EXERCISE PROMPT
Every line of the material is to be repeated exactly as it stands.

DATASET RECORDS
* Start *
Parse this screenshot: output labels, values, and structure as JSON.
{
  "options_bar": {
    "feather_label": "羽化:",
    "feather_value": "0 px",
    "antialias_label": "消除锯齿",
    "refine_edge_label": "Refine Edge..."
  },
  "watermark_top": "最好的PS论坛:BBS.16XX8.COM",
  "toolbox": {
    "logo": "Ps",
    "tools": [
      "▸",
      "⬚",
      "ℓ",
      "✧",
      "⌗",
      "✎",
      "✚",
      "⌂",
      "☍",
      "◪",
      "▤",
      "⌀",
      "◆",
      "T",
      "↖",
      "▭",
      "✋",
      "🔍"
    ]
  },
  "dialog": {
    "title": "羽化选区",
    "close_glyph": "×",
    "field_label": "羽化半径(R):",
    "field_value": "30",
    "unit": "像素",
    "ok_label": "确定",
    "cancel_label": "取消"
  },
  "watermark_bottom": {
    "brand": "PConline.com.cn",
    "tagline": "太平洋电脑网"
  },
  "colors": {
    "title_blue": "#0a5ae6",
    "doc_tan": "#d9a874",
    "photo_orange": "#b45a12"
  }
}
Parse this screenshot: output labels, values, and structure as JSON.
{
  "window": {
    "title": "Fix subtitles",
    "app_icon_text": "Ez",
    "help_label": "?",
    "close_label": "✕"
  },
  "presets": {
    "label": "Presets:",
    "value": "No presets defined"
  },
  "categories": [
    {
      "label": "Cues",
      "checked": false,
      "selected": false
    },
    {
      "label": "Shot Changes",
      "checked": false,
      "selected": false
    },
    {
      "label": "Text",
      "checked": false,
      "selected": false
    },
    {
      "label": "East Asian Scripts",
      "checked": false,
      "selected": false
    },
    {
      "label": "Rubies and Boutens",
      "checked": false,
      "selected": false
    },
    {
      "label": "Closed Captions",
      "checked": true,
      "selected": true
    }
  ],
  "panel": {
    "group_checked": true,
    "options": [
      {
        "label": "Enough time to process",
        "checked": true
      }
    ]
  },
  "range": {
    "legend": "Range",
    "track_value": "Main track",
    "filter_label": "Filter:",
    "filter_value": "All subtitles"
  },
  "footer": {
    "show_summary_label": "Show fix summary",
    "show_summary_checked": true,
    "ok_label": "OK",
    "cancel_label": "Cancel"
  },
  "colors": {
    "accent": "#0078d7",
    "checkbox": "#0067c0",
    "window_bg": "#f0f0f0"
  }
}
* End *
RESULT
Parse this screenshot: output labels, values, and structure as JSON.
{
  "options_bar": {
    "feather_label": "羽化:",
    "feather_value": "0 px",
    "antialias_label": "消除锯齿",
    "refine_edge_label": "Refine Edge..."
  },
  "watermark_top": "最好的PS论坛:BBS.16XX8.COM",
  "toolbox": {
    "logo": "Ps",
    "tools": [
      "▸",
      "⬚",
      "ℓ",
      "✧",
      "⌗",
      "✎",
      "✚",
      "⌂",
      "☍",
      "◪",
      "▤",
      "⌀",
      "◆",
      "T",
      "↖",
      "▭",
      "✋",
      "🔍"
    ]
  },
  "dialog": {
    "title": "羽化选区",
    "close_glyph": "×",
    "field_label": "羽化半径(R):",
    "field_value": "30",
    "unit": "像素",
    "ok_label": "确定",
    "cancel_label": "取消"
  },
  "watermark_bottom": {
    "brand": "PConline.com.cn",
    "tagline": "太平洋电脑网"
  },
  "colors": {
    "title_blue": "#0a5ae6",
    "doc_tan": "#d9a874",
    "photo_orange": "#b45a12"
  }
}
Parse this screenshot: output labels, values, and structure as JSON.
{
  "window": {
    "title": "Fix subtitles",
    "app_icon_text": "Ez",
    "help_label": "?",
    "close_label": "✕"
  },
  "presets": {
    "label": "Presets:",
    "value": "No presets defined"
  },
  "categories": [
    {
      "label": "Cues",
      "checked": false,
      "selected": false
    },
    {
      "label": "Shot Changes",
      "checked": false,
      "selected": false
    },
    {
      "label": "Text",
      "checked": false,
      "selected": false
    },
    {
      "label": "East Asian Scripts",
      "checked": false,
      "selected": false
    },
    {
      "label": "Rubies and Boutens",
      "checked": false,
      "selected": false
    },
    {
      "label": "Closed Captions",
      "checked": true,
      "selected": true
    }
  ],
  "panel": {
    "group_checked": true,
    "options": [
      {
        "label": "Enough time to process",
        "checked": true
      }
    ]
  },
  "range": {
    "legend": "Range",
    "track_value": "Main track",
    "filter_label": "Filter:",
    "filter_value": "All subtitles"
  },
  "footer": {
    "show_summary_label": "Show fix summary",
    "show_summary_checked": true,
    "ok_label": "OK",
    "cancel_label": "Cancel"
  },
  "colors": {
    "accent": "#0078d7",
    "checkbox": "#0067c0",
    "window_bg": "#f0f0f0"
  }
}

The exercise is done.